### TASK PROMPT
Write the records out again exactly, leaving no images in.

### Collection entries
##########

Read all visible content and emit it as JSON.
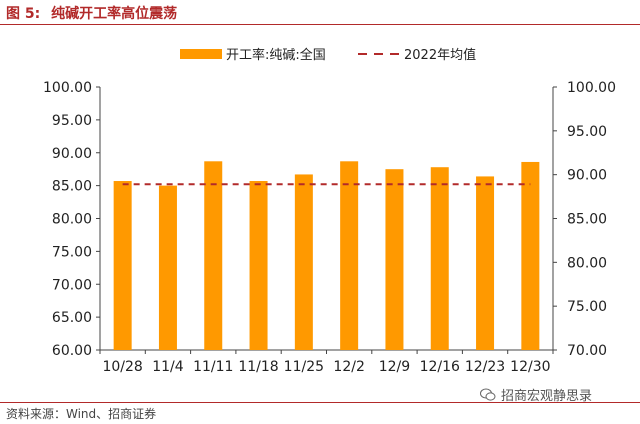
{
  "header": {
    "figure_label": "图 5:",
    "title_text": "纯碱开工率高位震荡"
  },
  "legend": {
    "bar_label": "开工率:纯碱:全国",
    "line_label": "2022年均值"
  },
  "footer": {
    "source": "资料来源：Wind、招商证券",
    "watermark": "招商宏观静思录"
  },
  "colors": {
    "accent": "#b22a2a",
    "bar": "#ff9900",
    "average_line": "#b22a2a"
  },
  "chart_data": {
    "type": "bar",
    "categories": [
      "10/28",
      "11/4",
      "11/11",
      "11/18",
      "11/25",
      "12/2",
      "12/9",
      "12/16",
      "12/23",
      "12/30"
    ],
    "series": [
      {
        "name": "开工率:纯碱:全国",
        "axis": "left",
        "values": [
          85.7,
          85.0,
          88.7,
          85.7,
          86.7,
          88.7,
          87.5,
          87.8,
          86.4,
          88.6
        ]
      },
      {
        "name": "2022年均值",
        "axis": "right",
        "chart_type": "line",
        "style": "dashed",
        "values": [
          88.9,
          88.9,
          88.9,
          88.9,
          88.9,
          88.9,
          88.9,
          88.9,
          88.9,
          88.9
        ]
      }
    ],
    "y_left": {
      "lim": [
        60,
        100
      ],
      "ticks": [
        "60.00",
        "65.00",
        "70.00",
        "75.00",
        "80.00",
        "85.00",
        "90.00",
        "95.00",
        "100.00"
      ]
    },
    "y_right": {
      "lim": [
        70,
        100
      ],
      "ticks": [
        "70.00",
        "75.00",
        "80.00",
        "85.00",
        "90.00",
        "95.00",
        "100.00"
      ]
    },
    "grid": false,
    "legend_position": "top"
  }
}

##########

### RESULT OF THE TASK
Read all visible content and emit it as JSON.
{
  "header": {
    "figure_label": "图 5:",
    "title_text": "纯碱开工率高位震荡"
  },
  "legend": {
    "bar_label": "开工率:纯碱:全国",
    "line_label": "2022年均值"
  },
  "footer": {
    "source": "资料来源：Wind、招商证券",
    "watermark": "招商宏观静思录"
  },
  "colors": {
    "accent": "#b22a2a",
    "bar": "#ff9900",
    "average_line": "#b22a2a"
  },
  "chart_data": {
    "type": "bar",
    "categories": [
      "10/28",
      "11/4",
      "11/11",
      "11/18",
      "11/25",
      "12/2",
      "12/9",
      "12/16",
      "12/23",
      "12/30"
    ],
    "series": [
      {
        "name": "开工率:纯碱:全国",
        "axis": "left",
        "values": [
          85.7,
          85.0,
          88.7,
          85.7,
          86.7,
          88.7,
          87.5,
          87.8,
          86.4,
          88.6
        ]
      },
      {
        "name": "2022年均值",
        "axis": "right",
        "chart_type": "line",
        "style": "dashed",
        "values": [
          88.9,
          88.9,
          88.9,
          88.9,
          88.9,
          88.9,
          88.9,
          88.9,
          88.9,
          88.9
        ]
      }
    ],
    "y_left": {
      "lim": [
        60,
        100
      ],
      "ticks": [
        "60.00",
        "65.00",
        "70.00",
        "75.00",
        "80.00",
        "85.00",
        "90.00",
        "95.00",
        "100.00"
      ]
    },
    "y_right": {
      "lim": [
        70,
        100
      ],
      "ticks": [
        "70.00",
        "75.00",
        "80.00",
        "85.00",
        "90.00",
        "95.00",
        "100.00"
      ]
    },
    "grid": false,
    "legend_position": "top"
  }
}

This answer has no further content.